Set task: Reproduce all of the items below, putting "components" wherever "elements" appears and leaving everything else untouched.

☆ ☆ ☆ ☆ ☆

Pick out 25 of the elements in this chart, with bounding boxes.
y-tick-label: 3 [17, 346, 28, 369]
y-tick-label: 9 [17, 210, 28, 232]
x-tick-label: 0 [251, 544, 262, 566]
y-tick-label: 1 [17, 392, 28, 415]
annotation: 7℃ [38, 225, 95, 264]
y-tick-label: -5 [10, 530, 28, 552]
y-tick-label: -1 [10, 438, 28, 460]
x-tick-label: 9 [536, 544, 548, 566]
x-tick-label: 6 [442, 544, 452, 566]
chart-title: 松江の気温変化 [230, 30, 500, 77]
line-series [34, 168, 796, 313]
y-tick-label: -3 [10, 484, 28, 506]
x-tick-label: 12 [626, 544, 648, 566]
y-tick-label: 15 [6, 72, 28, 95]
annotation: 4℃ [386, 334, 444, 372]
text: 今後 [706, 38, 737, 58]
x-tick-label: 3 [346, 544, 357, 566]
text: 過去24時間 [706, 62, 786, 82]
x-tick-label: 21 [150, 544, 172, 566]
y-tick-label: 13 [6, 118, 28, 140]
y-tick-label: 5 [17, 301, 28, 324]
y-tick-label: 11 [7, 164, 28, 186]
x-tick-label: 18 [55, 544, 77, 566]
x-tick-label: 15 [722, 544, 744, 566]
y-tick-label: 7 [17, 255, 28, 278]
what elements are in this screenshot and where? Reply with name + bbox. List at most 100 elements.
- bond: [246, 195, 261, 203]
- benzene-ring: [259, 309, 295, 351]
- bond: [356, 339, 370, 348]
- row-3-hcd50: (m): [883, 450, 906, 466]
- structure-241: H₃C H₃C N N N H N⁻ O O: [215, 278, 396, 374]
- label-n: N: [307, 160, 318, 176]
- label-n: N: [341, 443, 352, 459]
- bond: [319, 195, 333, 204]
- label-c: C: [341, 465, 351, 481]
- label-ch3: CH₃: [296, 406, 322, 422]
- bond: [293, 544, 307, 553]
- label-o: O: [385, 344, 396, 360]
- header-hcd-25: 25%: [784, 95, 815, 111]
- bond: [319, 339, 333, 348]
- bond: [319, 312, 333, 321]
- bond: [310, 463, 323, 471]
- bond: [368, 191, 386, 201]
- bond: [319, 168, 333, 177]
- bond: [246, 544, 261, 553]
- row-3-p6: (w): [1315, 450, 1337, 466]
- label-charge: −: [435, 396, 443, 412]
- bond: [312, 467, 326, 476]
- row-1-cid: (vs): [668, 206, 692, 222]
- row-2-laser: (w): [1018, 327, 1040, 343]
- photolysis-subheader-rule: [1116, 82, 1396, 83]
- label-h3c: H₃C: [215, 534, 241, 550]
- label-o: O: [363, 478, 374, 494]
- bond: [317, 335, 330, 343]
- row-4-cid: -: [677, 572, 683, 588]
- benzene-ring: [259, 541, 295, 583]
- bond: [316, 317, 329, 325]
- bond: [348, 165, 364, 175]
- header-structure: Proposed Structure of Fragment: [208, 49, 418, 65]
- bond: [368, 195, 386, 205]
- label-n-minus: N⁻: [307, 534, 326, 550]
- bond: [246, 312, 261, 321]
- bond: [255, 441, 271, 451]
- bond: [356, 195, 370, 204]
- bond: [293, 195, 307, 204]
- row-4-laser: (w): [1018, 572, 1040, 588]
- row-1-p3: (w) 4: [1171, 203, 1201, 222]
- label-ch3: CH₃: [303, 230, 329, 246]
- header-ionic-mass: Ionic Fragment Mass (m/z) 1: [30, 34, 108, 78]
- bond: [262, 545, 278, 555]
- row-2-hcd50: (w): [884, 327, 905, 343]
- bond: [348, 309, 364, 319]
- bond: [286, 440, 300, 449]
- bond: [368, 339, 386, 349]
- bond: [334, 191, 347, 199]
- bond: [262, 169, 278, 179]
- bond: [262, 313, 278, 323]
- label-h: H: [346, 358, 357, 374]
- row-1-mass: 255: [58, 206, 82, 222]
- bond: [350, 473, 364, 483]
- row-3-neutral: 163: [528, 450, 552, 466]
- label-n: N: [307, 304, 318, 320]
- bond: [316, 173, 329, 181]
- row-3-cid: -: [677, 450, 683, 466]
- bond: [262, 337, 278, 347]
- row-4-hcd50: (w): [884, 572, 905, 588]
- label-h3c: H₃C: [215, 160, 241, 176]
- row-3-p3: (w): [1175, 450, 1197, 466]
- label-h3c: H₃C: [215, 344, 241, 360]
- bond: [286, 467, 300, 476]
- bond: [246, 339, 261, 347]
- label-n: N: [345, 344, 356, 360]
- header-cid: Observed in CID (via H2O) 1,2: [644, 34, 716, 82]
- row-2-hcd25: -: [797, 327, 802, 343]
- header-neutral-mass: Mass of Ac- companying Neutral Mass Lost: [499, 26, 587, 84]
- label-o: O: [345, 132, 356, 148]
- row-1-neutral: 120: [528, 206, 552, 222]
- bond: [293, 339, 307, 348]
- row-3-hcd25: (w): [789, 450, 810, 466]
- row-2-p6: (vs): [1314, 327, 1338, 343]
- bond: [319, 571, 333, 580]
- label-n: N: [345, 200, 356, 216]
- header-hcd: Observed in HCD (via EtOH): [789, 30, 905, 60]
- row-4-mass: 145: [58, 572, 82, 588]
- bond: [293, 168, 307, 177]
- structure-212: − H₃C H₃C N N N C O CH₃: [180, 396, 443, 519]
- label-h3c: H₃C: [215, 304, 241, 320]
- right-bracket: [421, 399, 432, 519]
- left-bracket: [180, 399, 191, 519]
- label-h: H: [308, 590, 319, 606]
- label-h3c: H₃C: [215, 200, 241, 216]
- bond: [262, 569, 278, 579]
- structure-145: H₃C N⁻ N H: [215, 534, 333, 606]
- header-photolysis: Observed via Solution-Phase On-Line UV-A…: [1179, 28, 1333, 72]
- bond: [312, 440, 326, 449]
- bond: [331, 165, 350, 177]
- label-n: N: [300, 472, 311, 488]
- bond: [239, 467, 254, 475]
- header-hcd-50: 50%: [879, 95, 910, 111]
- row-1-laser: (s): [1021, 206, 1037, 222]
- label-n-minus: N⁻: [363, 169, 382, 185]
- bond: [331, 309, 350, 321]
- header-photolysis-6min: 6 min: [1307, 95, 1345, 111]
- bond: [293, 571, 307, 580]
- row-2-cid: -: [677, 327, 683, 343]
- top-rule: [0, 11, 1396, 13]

☆ ☆ ☆ ☆ ☆

Result:
Pick out 25 of the components in this chart, with bounding boxes.
y-tick-label: 3 [17, 346, 28, 369]
y-tick-label: 9 [17, 210, 28, 232]
x-tick-label: 0 [251, 544, 262, 566]
y-tick-label: 1 [17, 392, 28, 415]
annotation: 7℃ [38, 225, 95, 264]
y-tick-label: -5 [10, 530, 28, 552]
y-tick-label: -1 [10, 438, 28, 460]
x-tick-label: 9 [536, 544, 548, 566]
x-tick-label: 6 [442, 544, 452, 566]
chart-title: 松江の気温変化 [230, 30, 500, 77]
line-series [34, 168, 796, 313]
y-tick-label: -3 [10, 484, 28, 506]
x-tick-label: 12 [626, 544, 648, 566]
y-tick-label: 15 [6, 72, 28, 95]
annotation: 4℃ [386, 334, 444, 372]
text: 今後 [706, 38, 737, 58]
x-tick-label: 3 [346, 544, 357, 566]
text: 過去24時間 [706, 62, 786, 82]
x-tick-label: 21 [150, 544, 172, 566]
y-tick-label: 13 [6, 118, 28, 140]
y-tick-label: 5 [17, 301, 28, 324]
y-tick-label: 11 [7, 164, 28, 186]
x-tick-label: 18 [55, 544, 77, 566]
x-tick-label: 15 [722, 544, 744, 566]
y-tick-label: 7 [17, 255, 28, 278]
what components are in this screenshot and where? Reply with name + bbox. List at most 100 components.
- bond: [246, 195, 261, 203]
- benzene-ring: [259, 309, 295, 351]
- bond: [356, 339, 370, 348]
- row-3-hcd50: (m): [883, 450, 906, 466]
- structure-241: H₃C H₃C N N N H N⁻ O O: [215, 278, 396, 374]
- label-n: N: [307, 160, 318, 176]
- label-n: N: [341, 443, 352, 459]
- bond: [319, 195, 333, 204]
- label-c: C: [341, 465, 351, 481]
- label-ch3: CH₃: [296, 406, 322, 422]
- bond: [293, 544, 307, 553]
- label-o: O: [385, 344, 396, 360]
- header-hcd-25: 25%: [784, 95, 815, 111]
- bond: [319, 339, 333, 348]
- bond: [319, 312, 333, 321]
- bond: [310, 463, 323, 471]
- bond: [368, 191, 386, 201]
- bond: [319, 168, 333, 177]
- bond: [246, 544, 261, 553]
- row-3-p6: (w): [1315, 450, 1337, 466]
- label-charge: −: [435, 396, 443, 412]
- bond: [312, 467, 326, 476]
- row-1-cid: (vs): [668, 206, 692, 222]
- row-2-laser: (w): [1018, 327, 1040, 343]
- photolysis-subheader-rule: [1116, 82, 1396, 83]
- label-h3c: H₃C: [215, 534, 241, 550]
- label-o: O: [363, 478, 374, 494]
- bond: [317, 335, 330, 343]
- row-4-cid: -: [677, 572, 683, 588]
- benzene-ring: [259, 541, 295, 583]
- bond: [316, 317, 329, 325]
- bond: [348, 165, 364, 175]
- header-structure: Proposed Structure of Fragment: [208, 49, 418, 65]
- bond: [368, 195, 386, 205]
- label-n-minus: N⁻: [307, 534, 326, 550]
- bond: [246, 312, 261, 321]
- bond: [255, 441, 271, 451]
- bond: [356, 195, 370, 204]
- bond: [293, 195, 307, 204]
- row-4-laser: (w): [1018, 572, 1040, 588]
- row-1-p3: (w) 4: [1171, 203, 1201, 222]
- label-ch3: CH₃: [303, 230, 329, 246]
- header-ionic-mass: Ionic Fragment Mass (m/z) 1: [30, 34, 108, 78]
- bond: [262, 545, 278, 555]
- row-2-hcd50: (w): [884, 327, 905, 343]
- bond: [348, 309, 364, 319]
- bond: [286, 440, 300, 449]
- bond: [368, 339, 386, 349]
- bond: [334, 191, 347, 199]
- bond: [262, 169, 278, 179]
- bond: [262, 313, 278, 323]
- label-h: H: [346, 358, 357, 374]
- row-1-mass: 255: [58, 206, 82, 222]
- bond: [350, 473, 364, 483]
- row-3-neutral: 163: [528, 450, 552, 466]
- label-n: N: [307, 304, 318, 320]
- bond: [316, 173, 329, 181]
- row-3-cid: -: [677, 450, 683, 466]
- bond: [262, 337, 278, 347]
- row-4-hcd50: (w): [884, 572, 905, 588]
- label-h3c: H₃C: [215, 160, 241, 176]
- row-3-p3: (w): [1175, 450, 1197, 466]
- label-h3c: H₃C: [215, 344, 241, 360]
- bond: [286, 467, 300, 476]
- bond: [246, 339, 261, 347]
- label-n: N: [345, 344, 356, 360]
- header-cid: Observed in CID (via H2O) 1,2: [644, 34, 716, 82]
- row-2-hcd25: -: [797, 327, 802, 343]
- header-neutral-mass: Mass of Ac- companying Neutral Mass Lost: [499, 26, 587, 84]
- label-o: O: [345, 132, 356, 148]
- row-1-neutral: 120: [528, 206, 552, 222]
- bond: [293, 339, 307, 348]
- row-3-hcd25: (w): [789, 450, 810, 466]
- row-2-p6: (vs): [1314, 327, 1338, 343]
- bond: [319, 571, 333, 580]
- label-n: N: [345, 200, 356, 216]
- header-hcd: Observed in HCD (via EtOH): [789, 30, 905, 60]
- row-4-mass: 145: [58, 572, 82, 588]
- bond: [293, 168, 307, 177]
- structure-212: − H₃C H₃C N N N C O CH₃: [180, 396, 443, 519]
- label-h3c: H₃C: [215, 304, 241, 320]
- right-bracket: [421, 399, 432, 519]
- left-bracket: [180, 399, 191, 519]
- label-h: H: [308, 590, 319, 606]
- label-h3c: H₃C: [215, 200, 241, 216]
- bond: [262, 569, 278, 579]
- structure-145: H₃C N⁻ N H: [215, 534, 333, 606]
- header-photolysis: Observed via Solution-Phase On-Line UV-A…: [1179, 28, 1333, 72]
- bond: [312, 440, 326, 449]
- bond: [331, 165, 350, 177]
- label-n: N: [300, 472, 311, 488]
- bond: [239, 467, 254, 475]
- header-hcd-50: 50%: [879, 95, 910, 111]
- row-1-laser: (s): [1021, 206, 1037, 222]
- label-n-minus: N⁻: [363, 169, 382, 185]
- bond: [331, 309, 350, 321]
- header-photolysis-6min: 6 min: [1307, 95, 1345, 111]
- bond: [293, 571, 307, 580]
- row-2-cid: -: [677, 327, 683, 343]
- top-rule: [0, 11, 1396, 13]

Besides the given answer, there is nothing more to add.